Give the number of lines below that contain "JSON", with no other output.

_ _ _ _

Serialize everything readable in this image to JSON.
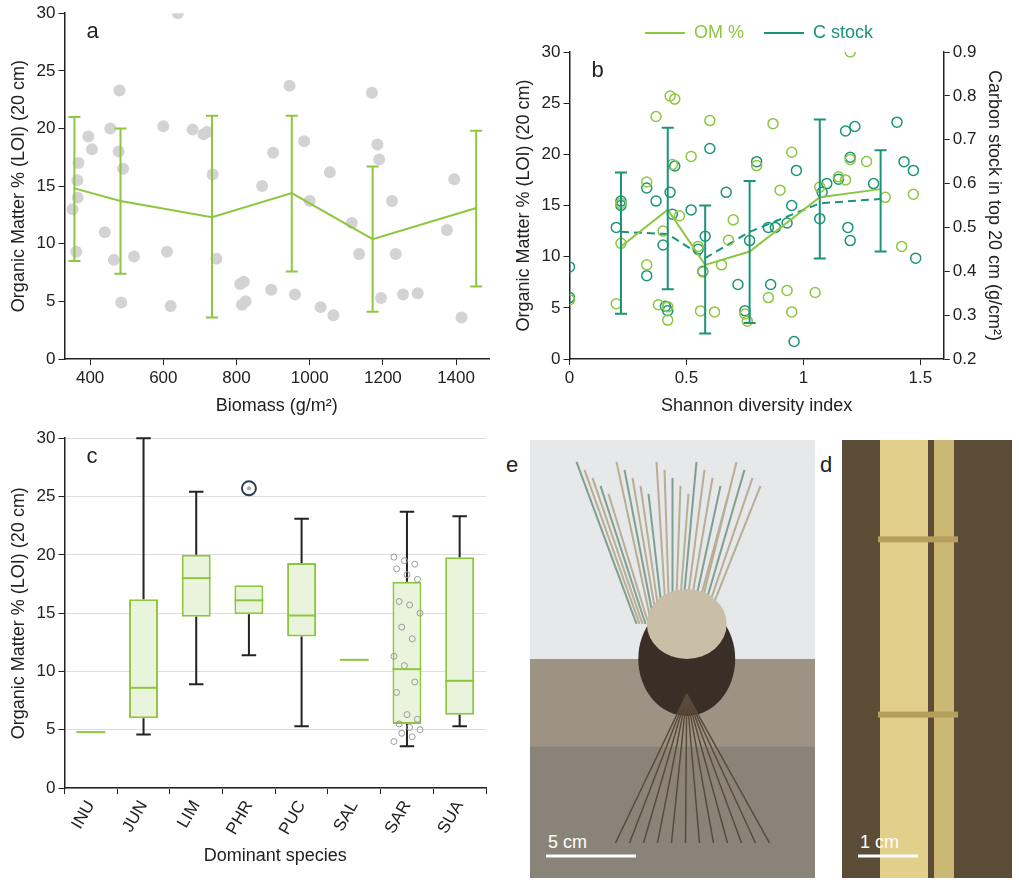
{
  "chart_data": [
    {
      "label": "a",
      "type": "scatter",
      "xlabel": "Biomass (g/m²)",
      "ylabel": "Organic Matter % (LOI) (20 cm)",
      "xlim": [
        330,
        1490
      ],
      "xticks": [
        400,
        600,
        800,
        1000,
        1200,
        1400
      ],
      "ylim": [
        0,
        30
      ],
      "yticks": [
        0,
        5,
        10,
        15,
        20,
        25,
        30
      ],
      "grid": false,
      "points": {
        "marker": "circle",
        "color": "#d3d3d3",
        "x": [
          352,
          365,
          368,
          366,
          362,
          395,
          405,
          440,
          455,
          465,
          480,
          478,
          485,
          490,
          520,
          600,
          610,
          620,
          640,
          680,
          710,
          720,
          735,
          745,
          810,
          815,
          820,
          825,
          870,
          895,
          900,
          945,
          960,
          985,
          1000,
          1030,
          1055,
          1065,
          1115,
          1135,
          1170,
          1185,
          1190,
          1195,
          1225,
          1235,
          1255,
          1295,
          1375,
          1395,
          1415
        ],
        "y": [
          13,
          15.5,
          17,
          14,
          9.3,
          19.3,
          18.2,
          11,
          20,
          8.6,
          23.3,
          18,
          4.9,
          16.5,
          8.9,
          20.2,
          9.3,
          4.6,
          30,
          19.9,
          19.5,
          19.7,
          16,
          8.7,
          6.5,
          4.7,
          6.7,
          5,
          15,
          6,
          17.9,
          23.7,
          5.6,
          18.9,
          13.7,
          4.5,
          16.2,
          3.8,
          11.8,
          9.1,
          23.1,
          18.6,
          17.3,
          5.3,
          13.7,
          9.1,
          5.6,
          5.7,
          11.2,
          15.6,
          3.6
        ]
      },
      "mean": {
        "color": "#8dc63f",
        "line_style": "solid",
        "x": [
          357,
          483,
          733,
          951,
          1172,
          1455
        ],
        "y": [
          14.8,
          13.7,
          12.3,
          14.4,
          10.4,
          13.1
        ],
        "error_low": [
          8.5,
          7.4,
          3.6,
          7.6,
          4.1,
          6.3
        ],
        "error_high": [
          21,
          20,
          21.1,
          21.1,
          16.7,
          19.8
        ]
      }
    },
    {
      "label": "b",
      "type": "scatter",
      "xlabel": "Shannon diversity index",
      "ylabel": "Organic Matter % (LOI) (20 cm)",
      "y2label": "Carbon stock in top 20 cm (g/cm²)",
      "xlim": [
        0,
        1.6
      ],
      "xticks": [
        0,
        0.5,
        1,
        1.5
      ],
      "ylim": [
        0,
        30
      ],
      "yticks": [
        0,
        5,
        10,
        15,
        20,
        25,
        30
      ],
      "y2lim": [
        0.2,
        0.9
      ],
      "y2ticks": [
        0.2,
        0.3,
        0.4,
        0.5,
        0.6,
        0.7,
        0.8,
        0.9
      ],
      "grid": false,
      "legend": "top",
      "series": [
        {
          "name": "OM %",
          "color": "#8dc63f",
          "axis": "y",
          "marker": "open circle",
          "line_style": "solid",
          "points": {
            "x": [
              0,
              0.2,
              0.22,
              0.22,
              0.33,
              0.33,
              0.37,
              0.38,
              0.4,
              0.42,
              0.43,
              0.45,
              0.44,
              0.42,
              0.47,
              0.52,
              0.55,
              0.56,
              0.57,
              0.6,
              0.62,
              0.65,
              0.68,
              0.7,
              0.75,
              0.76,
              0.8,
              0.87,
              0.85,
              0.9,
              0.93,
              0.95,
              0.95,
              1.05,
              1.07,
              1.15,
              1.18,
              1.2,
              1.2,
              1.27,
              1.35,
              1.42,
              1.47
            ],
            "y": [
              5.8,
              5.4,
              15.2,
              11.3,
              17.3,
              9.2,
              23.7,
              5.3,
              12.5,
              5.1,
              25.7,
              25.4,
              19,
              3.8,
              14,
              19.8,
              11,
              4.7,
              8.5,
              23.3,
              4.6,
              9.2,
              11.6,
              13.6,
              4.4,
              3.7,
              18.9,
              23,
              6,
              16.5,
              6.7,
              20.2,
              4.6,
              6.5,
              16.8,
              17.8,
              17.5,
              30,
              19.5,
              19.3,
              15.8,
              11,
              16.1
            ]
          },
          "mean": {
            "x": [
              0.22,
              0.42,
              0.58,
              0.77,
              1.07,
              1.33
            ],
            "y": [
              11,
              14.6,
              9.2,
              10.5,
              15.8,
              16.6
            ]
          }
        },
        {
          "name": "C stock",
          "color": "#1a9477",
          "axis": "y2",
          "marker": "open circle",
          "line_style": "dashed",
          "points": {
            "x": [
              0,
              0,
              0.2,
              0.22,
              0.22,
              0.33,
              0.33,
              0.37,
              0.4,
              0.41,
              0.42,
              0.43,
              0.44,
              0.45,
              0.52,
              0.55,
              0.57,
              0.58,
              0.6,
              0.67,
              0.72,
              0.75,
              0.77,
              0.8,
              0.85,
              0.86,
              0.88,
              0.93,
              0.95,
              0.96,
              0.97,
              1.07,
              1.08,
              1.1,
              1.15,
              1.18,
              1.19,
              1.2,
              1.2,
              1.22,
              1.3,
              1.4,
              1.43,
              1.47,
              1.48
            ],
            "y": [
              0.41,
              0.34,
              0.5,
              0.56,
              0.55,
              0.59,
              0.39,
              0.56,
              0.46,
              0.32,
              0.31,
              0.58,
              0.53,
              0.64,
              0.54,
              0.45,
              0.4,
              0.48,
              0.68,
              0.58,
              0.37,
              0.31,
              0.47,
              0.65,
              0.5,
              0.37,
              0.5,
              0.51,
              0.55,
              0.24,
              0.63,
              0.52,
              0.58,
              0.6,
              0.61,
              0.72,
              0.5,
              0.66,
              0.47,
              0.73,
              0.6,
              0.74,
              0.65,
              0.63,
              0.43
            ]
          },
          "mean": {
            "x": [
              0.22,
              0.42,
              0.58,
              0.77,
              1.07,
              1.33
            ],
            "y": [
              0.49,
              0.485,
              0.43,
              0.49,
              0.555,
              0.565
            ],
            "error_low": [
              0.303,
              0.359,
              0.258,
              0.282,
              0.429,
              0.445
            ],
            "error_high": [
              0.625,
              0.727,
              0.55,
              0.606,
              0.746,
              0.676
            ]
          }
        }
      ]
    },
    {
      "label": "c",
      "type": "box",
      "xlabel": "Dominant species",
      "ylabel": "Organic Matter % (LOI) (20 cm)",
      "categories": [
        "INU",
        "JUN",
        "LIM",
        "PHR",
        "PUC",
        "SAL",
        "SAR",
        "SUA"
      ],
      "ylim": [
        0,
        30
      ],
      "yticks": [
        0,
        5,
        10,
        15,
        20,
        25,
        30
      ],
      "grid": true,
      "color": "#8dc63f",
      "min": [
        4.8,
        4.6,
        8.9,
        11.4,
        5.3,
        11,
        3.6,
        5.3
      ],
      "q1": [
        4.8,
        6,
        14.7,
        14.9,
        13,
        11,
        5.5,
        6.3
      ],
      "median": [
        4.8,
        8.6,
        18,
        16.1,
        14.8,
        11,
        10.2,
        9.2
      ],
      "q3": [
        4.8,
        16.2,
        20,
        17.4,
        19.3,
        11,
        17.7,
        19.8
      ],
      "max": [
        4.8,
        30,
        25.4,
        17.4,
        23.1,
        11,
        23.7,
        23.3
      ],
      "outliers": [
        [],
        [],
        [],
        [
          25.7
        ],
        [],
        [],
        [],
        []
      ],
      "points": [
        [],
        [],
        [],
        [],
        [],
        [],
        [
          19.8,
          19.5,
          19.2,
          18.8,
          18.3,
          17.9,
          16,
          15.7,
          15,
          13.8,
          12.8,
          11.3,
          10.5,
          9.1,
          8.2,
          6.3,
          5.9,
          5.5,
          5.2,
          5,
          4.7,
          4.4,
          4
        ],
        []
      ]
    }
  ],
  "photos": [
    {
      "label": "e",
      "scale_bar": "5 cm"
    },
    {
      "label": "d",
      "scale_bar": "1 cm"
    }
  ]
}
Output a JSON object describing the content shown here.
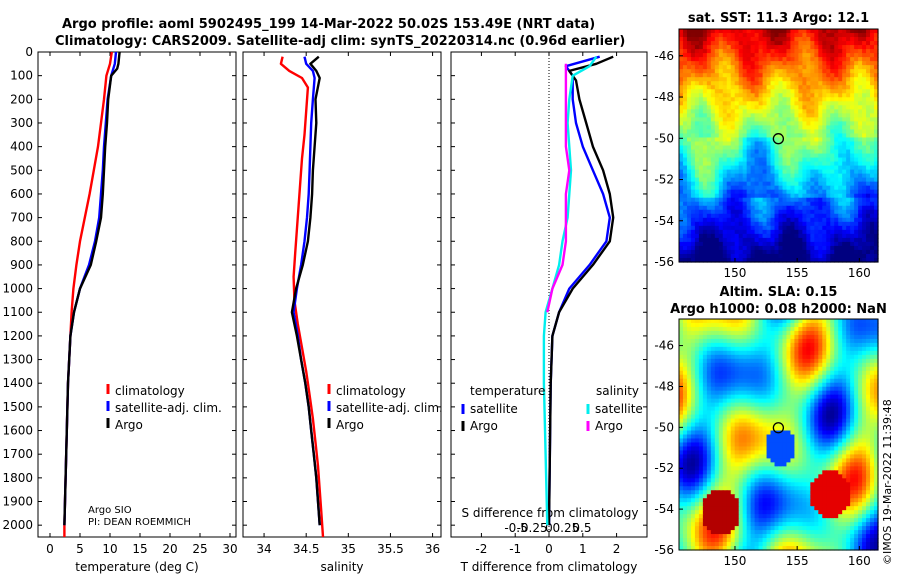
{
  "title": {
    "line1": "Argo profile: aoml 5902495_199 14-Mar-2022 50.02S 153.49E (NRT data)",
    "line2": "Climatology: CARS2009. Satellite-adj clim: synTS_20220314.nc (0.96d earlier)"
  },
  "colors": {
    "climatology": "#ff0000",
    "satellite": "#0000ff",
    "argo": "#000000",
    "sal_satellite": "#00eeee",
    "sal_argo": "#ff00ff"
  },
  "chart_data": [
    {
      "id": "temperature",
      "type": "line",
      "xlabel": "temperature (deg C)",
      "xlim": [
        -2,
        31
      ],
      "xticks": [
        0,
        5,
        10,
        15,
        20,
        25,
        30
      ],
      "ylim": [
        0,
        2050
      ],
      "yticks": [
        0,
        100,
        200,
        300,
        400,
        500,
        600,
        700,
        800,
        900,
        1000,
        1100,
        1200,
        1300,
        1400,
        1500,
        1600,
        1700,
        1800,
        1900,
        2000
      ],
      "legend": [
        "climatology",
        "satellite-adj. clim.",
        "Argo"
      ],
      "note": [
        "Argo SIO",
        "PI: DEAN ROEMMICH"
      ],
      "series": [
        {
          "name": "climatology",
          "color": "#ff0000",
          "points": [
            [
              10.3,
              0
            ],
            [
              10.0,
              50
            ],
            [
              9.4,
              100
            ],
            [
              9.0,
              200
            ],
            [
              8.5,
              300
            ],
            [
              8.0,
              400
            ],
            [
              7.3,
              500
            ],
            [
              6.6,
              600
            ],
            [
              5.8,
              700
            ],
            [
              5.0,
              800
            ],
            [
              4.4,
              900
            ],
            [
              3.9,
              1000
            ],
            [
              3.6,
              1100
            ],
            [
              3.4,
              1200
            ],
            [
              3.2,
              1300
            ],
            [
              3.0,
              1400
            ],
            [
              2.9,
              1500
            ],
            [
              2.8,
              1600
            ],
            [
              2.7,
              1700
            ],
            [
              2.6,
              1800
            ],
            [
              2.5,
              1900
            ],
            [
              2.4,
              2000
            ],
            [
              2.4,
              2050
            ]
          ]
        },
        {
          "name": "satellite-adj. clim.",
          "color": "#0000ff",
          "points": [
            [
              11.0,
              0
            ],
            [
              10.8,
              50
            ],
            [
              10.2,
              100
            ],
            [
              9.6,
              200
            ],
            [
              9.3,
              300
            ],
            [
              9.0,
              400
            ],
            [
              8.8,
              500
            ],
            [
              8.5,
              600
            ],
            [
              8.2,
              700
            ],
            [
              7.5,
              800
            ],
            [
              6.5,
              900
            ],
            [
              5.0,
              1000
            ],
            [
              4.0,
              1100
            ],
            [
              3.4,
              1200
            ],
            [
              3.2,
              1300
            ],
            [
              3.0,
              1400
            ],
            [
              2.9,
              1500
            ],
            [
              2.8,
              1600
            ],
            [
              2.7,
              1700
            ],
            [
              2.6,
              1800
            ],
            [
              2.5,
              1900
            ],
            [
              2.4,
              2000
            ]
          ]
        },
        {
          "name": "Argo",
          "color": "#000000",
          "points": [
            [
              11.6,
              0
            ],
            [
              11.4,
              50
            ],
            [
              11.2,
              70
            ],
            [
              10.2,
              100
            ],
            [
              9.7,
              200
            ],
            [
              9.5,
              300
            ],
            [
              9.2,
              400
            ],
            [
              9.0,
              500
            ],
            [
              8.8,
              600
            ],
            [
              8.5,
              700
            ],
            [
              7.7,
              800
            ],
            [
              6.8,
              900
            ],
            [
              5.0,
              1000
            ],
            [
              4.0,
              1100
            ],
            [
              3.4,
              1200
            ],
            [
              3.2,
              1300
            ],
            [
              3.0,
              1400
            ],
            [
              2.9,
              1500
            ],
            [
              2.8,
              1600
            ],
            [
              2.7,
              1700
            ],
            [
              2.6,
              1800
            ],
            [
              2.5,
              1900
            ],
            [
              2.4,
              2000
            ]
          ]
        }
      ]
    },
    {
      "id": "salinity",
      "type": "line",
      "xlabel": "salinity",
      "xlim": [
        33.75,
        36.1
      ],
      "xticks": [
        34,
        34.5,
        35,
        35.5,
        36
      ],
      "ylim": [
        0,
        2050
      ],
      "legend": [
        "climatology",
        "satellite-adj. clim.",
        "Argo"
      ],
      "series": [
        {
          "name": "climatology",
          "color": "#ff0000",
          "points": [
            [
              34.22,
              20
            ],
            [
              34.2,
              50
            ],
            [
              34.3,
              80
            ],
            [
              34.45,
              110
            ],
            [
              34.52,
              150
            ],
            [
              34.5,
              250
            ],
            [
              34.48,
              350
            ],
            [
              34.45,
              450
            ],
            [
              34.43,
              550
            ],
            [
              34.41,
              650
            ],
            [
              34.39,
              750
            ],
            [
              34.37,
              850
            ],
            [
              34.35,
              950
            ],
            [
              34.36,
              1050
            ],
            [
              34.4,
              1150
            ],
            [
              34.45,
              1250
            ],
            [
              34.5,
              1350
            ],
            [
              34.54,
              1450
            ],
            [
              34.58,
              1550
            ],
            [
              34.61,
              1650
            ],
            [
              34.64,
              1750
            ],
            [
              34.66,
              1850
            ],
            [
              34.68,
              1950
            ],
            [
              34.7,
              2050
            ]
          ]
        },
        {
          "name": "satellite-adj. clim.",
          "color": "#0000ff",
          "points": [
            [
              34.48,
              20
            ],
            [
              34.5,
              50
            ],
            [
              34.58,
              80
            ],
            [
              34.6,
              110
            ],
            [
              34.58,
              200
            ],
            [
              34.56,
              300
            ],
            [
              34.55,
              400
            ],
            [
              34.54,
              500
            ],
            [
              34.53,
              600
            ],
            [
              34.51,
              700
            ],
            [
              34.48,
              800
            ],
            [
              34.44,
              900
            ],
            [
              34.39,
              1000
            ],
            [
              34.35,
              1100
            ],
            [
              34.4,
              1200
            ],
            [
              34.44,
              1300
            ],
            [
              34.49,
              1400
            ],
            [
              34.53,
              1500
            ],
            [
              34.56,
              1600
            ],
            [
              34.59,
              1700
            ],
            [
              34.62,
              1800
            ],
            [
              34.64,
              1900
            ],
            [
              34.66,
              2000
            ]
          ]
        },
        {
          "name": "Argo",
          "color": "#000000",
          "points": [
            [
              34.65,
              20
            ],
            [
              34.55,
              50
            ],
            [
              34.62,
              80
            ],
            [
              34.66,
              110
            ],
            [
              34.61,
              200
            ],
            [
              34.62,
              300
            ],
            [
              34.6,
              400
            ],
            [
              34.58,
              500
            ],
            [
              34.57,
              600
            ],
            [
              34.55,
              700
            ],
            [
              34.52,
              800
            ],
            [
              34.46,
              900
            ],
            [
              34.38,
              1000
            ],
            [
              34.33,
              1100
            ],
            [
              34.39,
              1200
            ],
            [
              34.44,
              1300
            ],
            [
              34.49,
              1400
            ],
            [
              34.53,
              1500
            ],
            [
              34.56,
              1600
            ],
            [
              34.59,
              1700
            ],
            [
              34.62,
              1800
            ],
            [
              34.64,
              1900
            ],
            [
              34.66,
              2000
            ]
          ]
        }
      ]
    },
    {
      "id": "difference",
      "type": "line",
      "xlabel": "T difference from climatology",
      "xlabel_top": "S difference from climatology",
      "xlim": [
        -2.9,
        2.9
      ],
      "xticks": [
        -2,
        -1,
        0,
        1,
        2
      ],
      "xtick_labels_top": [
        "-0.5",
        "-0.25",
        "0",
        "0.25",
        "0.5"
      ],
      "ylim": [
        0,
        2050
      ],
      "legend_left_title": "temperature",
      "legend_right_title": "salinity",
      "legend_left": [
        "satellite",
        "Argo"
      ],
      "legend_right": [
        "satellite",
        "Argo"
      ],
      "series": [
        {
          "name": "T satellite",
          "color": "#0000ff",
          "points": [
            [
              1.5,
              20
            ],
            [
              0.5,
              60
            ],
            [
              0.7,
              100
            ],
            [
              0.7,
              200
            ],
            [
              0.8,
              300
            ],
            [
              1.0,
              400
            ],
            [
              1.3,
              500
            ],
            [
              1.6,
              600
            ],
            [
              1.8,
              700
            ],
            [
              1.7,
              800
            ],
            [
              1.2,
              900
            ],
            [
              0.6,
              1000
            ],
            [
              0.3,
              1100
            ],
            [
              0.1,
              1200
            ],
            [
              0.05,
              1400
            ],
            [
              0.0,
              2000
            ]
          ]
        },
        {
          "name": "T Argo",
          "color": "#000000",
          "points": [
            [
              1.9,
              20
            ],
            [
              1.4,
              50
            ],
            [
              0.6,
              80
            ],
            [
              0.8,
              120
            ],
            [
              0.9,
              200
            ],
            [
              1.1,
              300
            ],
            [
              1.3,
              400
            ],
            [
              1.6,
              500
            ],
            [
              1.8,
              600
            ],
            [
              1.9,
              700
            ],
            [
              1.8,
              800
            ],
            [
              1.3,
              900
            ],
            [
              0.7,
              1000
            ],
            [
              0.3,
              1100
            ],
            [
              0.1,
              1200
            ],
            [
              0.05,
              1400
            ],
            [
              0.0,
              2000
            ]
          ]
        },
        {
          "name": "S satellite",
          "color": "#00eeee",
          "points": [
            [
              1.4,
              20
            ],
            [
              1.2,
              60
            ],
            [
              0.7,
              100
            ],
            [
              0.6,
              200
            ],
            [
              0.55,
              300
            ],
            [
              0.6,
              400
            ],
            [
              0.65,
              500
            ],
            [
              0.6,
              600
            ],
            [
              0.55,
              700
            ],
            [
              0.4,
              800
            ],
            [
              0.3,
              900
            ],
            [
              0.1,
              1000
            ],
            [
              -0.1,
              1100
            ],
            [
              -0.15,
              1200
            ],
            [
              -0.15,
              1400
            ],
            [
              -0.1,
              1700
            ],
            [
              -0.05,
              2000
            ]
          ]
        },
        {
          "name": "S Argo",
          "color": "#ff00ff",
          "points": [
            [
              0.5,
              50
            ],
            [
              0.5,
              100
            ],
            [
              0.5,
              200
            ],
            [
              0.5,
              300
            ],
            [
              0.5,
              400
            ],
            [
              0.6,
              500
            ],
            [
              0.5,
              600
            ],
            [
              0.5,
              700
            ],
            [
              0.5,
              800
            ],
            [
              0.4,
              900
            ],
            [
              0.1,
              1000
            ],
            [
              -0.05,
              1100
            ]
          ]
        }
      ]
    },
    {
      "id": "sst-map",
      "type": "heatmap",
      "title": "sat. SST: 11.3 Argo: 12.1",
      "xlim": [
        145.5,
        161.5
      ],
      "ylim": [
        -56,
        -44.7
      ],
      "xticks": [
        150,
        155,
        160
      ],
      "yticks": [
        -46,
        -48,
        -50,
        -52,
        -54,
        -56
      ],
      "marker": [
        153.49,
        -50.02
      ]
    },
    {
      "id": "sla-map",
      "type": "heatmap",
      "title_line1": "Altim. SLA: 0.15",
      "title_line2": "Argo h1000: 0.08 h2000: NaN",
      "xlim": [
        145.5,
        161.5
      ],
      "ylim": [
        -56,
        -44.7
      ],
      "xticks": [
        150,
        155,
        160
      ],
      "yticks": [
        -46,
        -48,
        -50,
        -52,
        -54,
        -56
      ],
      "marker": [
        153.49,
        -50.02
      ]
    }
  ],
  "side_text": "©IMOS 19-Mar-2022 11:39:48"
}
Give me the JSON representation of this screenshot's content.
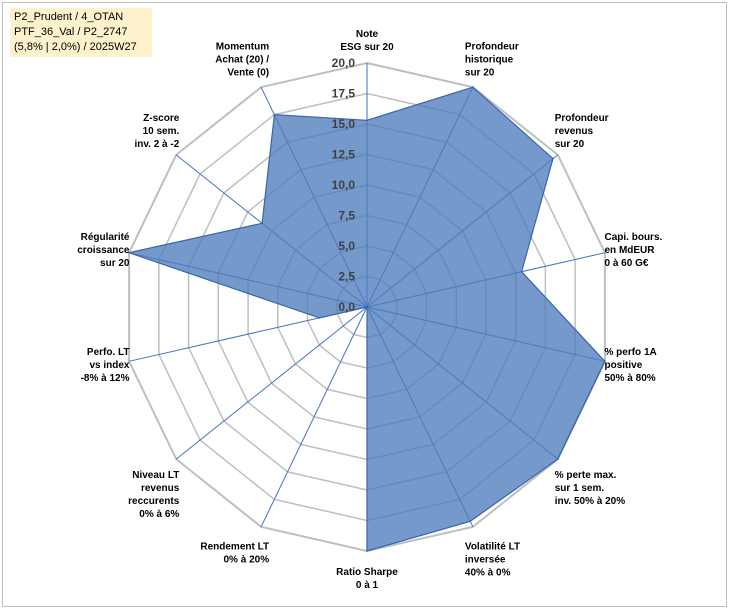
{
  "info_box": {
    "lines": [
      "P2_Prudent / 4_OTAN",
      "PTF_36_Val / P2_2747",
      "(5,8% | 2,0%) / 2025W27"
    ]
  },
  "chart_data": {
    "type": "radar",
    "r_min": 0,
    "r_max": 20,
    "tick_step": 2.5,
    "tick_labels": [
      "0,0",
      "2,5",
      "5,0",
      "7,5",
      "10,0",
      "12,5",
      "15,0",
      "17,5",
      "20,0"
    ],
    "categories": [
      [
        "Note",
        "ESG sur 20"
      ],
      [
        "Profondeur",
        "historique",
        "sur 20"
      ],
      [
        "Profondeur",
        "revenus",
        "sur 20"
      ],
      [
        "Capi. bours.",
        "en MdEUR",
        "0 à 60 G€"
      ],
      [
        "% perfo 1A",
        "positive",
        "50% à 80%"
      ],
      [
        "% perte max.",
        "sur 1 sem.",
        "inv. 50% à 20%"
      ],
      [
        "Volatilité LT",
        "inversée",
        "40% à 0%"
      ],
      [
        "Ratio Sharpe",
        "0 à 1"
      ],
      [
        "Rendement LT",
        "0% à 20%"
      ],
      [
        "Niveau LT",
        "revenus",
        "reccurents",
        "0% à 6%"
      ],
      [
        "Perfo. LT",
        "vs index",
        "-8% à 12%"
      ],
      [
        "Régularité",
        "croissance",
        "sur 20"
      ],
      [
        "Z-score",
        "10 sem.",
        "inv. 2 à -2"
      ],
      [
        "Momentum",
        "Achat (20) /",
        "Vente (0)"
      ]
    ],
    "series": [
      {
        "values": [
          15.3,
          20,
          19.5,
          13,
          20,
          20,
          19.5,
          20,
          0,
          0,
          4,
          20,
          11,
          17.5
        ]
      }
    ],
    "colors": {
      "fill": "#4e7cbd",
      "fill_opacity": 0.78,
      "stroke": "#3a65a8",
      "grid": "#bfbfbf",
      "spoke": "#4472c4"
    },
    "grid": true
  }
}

_ _ _ _

Response to the exercise:
3